Stored items
++++++

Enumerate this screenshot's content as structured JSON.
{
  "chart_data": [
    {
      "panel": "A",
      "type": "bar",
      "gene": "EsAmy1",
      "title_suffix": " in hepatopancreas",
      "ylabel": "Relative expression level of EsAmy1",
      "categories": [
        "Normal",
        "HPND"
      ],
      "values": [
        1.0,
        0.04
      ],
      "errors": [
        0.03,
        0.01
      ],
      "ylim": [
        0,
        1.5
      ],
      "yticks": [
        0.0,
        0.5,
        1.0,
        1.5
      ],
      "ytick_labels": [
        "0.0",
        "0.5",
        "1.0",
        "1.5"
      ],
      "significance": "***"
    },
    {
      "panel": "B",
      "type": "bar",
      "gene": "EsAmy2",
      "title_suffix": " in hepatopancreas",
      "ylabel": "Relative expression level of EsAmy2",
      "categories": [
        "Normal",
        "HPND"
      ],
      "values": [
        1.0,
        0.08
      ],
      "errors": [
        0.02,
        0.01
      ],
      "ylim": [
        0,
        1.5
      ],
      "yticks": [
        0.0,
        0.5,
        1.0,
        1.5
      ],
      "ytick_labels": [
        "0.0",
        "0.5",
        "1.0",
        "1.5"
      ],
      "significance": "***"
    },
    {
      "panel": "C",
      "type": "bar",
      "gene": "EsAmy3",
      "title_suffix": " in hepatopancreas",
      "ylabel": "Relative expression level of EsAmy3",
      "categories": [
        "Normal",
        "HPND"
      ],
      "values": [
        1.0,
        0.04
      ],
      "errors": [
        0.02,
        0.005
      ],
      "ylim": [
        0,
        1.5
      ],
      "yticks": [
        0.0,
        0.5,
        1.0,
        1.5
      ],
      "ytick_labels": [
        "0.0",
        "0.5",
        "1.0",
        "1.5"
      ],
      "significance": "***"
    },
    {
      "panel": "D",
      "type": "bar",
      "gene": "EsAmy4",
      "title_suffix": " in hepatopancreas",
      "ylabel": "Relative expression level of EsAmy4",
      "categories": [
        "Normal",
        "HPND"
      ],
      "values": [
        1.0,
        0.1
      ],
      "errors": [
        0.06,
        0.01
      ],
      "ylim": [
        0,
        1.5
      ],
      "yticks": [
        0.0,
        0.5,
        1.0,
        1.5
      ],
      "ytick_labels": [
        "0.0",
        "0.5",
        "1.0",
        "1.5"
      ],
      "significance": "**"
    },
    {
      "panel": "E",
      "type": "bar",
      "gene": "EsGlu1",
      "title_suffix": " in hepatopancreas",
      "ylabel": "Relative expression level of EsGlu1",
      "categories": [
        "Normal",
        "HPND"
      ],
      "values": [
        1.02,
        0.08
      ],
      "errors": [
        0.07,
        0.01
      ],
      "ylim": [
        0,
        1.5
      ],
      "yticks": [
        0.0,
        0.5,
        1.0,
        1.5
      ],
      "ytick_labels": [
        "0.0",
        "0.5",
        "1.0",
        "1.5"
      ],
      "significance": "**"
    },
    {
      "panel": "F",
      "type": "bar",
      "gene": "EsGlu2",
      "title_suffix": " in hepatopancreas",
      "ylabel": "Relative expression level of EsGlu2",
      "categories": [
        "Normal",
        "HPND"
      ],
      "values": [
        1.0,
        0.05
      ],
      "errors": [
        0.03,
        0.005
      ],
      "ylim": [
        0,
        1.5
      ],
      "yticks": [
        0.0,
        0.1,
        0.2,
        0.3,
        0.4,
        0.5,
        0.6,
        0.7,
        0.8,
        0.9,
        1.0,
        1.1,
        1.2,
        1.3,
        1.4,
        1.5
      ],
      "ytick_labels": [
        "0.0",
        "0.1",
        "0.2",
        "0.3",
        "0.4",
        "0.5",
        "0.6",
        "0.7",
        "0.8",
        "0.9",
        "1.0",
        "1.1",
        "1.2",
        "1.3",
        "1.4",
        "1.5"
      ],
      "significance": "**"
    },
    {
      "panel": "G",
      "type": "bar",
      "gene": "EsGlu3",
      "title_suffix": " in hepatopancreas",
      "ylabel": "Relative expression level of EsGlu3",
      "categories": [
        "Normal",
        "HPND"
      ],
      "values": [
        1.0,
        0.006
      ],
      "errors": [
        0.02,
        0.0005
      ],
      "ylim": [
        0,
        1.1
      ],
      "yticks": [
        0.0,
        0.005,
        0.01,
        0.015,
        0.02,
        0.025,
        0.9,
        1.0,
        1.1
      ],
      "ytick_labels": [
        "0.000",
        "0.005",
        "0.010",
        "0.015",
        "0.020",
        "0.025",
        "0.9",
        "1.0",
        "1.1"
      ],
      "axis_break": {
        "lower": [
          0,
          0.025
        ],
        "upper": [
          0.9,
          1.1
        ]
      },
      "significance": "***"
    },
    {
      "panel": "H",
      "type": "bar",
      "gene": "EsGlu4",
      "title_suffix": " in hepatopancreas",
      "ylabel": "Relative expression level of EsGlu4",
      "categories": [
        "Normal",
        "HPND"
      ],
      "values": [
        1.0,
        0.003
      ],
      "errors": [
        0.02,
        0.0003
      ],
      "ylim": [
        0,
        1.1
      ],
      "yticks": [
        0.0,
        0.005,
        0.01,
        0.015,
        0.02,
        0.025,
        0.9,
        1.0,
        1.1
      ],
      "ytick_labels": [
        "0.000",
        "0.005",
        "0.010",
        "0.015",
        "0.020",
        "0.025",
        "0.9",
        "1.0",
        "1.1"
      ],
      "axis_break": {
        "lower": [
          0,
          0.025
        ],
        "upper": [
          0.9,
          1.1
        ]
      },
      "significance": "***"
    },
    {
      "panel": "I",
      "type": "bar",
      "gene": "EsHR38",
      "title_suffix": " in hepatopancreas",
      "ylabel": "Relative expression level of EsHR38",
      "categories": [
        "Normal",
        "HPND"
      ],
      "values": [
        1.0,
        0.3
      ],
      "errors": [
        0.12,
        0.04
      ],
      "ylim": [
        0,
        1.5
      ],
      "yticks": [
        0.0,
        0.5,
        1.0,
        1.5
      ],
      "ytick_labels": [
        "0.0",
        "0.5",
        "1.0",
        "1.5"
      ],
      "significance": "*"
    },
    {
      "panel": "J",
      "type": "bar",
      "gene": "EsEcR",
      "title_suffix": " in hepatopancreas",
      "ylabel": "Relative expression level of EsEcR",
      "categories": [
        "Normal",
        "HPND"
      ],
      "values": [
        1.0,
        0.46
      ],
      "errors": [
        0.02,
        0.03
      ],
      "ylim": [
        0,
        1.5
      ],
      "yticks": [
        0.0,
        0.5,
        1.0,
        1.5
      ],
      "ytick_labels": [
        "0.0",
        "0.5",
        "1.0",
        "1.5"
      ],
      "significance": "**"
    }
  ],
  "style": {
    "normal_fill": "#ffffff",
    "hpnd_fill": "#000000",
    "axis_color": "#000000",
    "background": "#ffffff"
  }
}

++++++

What is needed: Print all of the data exactly as it was given.

In response:
Enumerate this screenshot's content as structured JSON.
{
  "chart_data": [
    {
      "panel": "A",
      "type": "bar",
      "gene": "EsAmy1",
      "title_suffix": " in hepatopancreas",
      "ylabel": "Relative expression level of EsAmy1",
      "categories": [
        "Normal",
        "HPND"
      ],
      "values": [
        1.0,
        0.04
      ],
      "errors": [
        0.03,
        0.01
      ],
      "ylim": [
        0,
        1.5
      ],
      "yticks": [
        0.0,
        0.5,
        1.0,
        1.5
      ],
      "ytick_labels": [
        "0.0",
        "0.5",
        "1.0",
        "1.5"
      ],
      "significance": "***"
    },
    {
      "panel": "B",
      "type": "bar",
      "gene": "EsAmy2",
      "title_suffix": " in hepatopancreas",
      "ylabel": "Relative expression level of EsAmy2",
      "categories": [
        "Normal",
        "HPND"
      ],
      "values": [
        1.0,
        0.08
      ],
      "errors": [
        0.02,
        0.01
      ],
      "ylim": [
        0,
        1.5
      ],
      "yticks": [
        0.0,
        0.5,
        1.0,
        1.5
      ],
      "ytick_labels": [
        "0.0",
        "0.5",
        "1.0",
        "1.5"
      ],
      "significance": "***"
    },
    {
      "panel": "C",
      "type": "bar",
      "gene": "EsAmy3",
      "title_suffix": " in hepatopancreas",
      "ylabel": "Relative expression level of EsAmy3",
      "categories": [
        "Normal",
        "HPND"
      ],
      "values": [
        1.0,
        0.04
      ],
      "errors": [
        0.02,
        0.005
      ],
      "ylim": [
        0,
        1.5
      ],
      "yticks": [
        0.0,
        0.5,
        1.0,
        1.5
      ],
      "ytick_labels": [
        "0.0",
        "0.5",
        "1.0",
        "1.5"
      ],
      "significance": "***"
    },
    {
      "panel": "D",
      "type": "bar",
      "gene": "EsAmy4",
      "title_suffix": " in hepatopancreas",
      "ylabel": "Relative expression level of EsAmy4",
      "categories": [
        "Normal",
        "HPND"
      ],
      "values": [
        1.0,
        0.1
      ],
      "errors": [
        0.06,
        0.01
      ],
      "ylim": [
        0,
        1.5
      ],
      "yticks": [
        0.0,
        0.5,
        1.0,
        1.5
      ],
      "ytick_labels": [
        "0.0",
        "0.5",
        "1.0",
        "1.5"
      ],
      "significance": "**"
    },
    {
      "panel": "E",
      "type": "bar",
      "gene": "EsGlu1",
      "title_suffix": " in hepatopancreas",
      "ylabel": "Relative expression level of EsGlu1",
      "categories": [
        "Normal",
        "HPND"
      ],
      "values": [
        1.02,
        0.08
      ],
      "errors": [
        0.07,
        0.01
      ],
      "ylim": [
        0,
        1.5
      ],
      "yticks": [
        0.0,
        0.5,
        1.0,
        1.5
      ],
      "ytick_labels": [
        "0.0",
        "0.5",
        "1.0",
        "1.5"
      ],
      "significance": "**"
    },
    {
      "panel": "F",
      "type": "bar",
      "gene": "EsGlu2",
      "title_suffix": " in hepatopancreas",
      "ylabel": "Relative expression level of EsGlu2",
      "categories": [
        "Normal",
        "HPND"
      ],
      "values": [
        1.0,
        0.05
      ],
      "errors": [
        0.03,
        0.005
      ],
      "ylim": [
        0,
        1.5
      ],
      "yticks": [
        0.0,
        0.1,
        0.2,
        0.3,
        0.4,
        0.5,
        0.6,
        0.7,
        0.8,
        0.9,
        1.0,
        1.1,
        1.2,
        1.3,
        1.4,
        1.5
      ],
      "ytick_labels": [
        "0.0",
        "0.1",
        "0.2",
        "0.3",
        "0.4",
        "0.5",
        "0.6",
        "0.7",
        "0.8",
        "0.9",
        "1.0",
        "1.1",
        "1.2",
        "1.3",
        "1.4",
        "1.5"
      ],
      "significance": "**"
    },
    {
      "panel": "G",
      "type": "bar",
      "gene": "EsGlu3",
      "title_suffix": " in hepatopancreas",
      "ylabel": "Relative expression level of EsGlu3",
      "categories": [
        "Normal",
        "HPND"
      ],
      "values": [
        1.0,
        0.006
      ],
      "errors": [
        0.02,
        0.0005
      ],
      "ylim": [
        0,
        1.1
      ],
      "yticks": [
        0.0,
        0.005,
        0.01,
        0.015,
        0.02,
        0.025,
        0.9,
        1.0,
        1.1
      ],
      "ytick_labels": [
        "0.000",
        "0.005",
        "0.010",
        "0.015",
        "0.020",
        "0.025",
        "0.9",
        "1.0",
        "1.1"
      ],
      "axis_break": {
        "lower": [
          0,
          0.025
        ],
        "upper": [
          0.9,
          1.1
        ]
      },
      "significance": "***"
    },
    {
      "panel": "H",
      "type": "bar",
      "gene": "EsGlu4",
      "title_suffix": " in hepatopancreas",
      "ylabel": "Relative expression level of EsGlu4",
      "categories": [
        "Normal",
        "HPND"
      ],
      "values": [
        1.0,
        0.003
      ],
      "errors": [
        0.02,
        0.0003
      ],
      "ylim": [
        0,
        1.1
      ],
      "yticks": [
        0.0,
        0.005,
        0.01,
        0.015,
        0.02,
        0.025,
        0.9,
        1.0,
        1.1
      ],
      "ytick_labels": [
        "0.000",
        "0.005",
        "0.010",
        "0.015",
        "0.020",
        "0.025",
        "0.9",
        "1.0",
        "1.1"
      ],
      "axis_break": {
        "lower": [
          0,
          0.025
        ],
        "upper": [
          0.9,
          1.1
        ]
      },
      "significance": "***"
    },
    {
      "panel": "I",
      "type": "bar",
      "gene": "EsHR38",
      "title_suffix": " in hepatopancreas",
      "ylabel": "Relative expression level of EsHR38",
      "categories": [
        "Normal",
        "HPND"
      ],
      "values": [
        1.0,
        0.3
      ],
      "errors": [
        0.12,
        0.04
      ],
      "ylim": [
        0,
        1.5
      ],
      "yticks": [
        0.0,
        0.5,
        1.0,
        1.5
      ],
      "ytick_labels": [
        "0.0",
        "0.5",
        "1.0",
        "1.5"
      ],
      "significance": "*"
    },
    {
      "panel": "J",
      "type": "bar",
      "gene": "EsEcR",
      "title_suffix": " in hepatopancreas",
      "ylabel": "Relative expression level of EsEcR",
      "categories": [
        "Normal",
        "HPND"
      ],
      "values": [
        1.0,
        0.46
      ],
      "errors": [
        0.02,
        0.03
      ],
      "ylim": [
        0,
        1.5
      ],
      "yticks": [
        0.0,
        0.5,
        1.0,
        1.5
      ],
      "ytick_labels": [
        "0.0",
        "0.5",
        "1.0",
        "1.5"
      ],
      "significance": "**"
    }
  ],
  "style": {
    "normal_fill": "#ffffff",
    "hpnd_fill": "#000000",
    "axis_color": "#000000",
    "background": "#ffffff"
  }
}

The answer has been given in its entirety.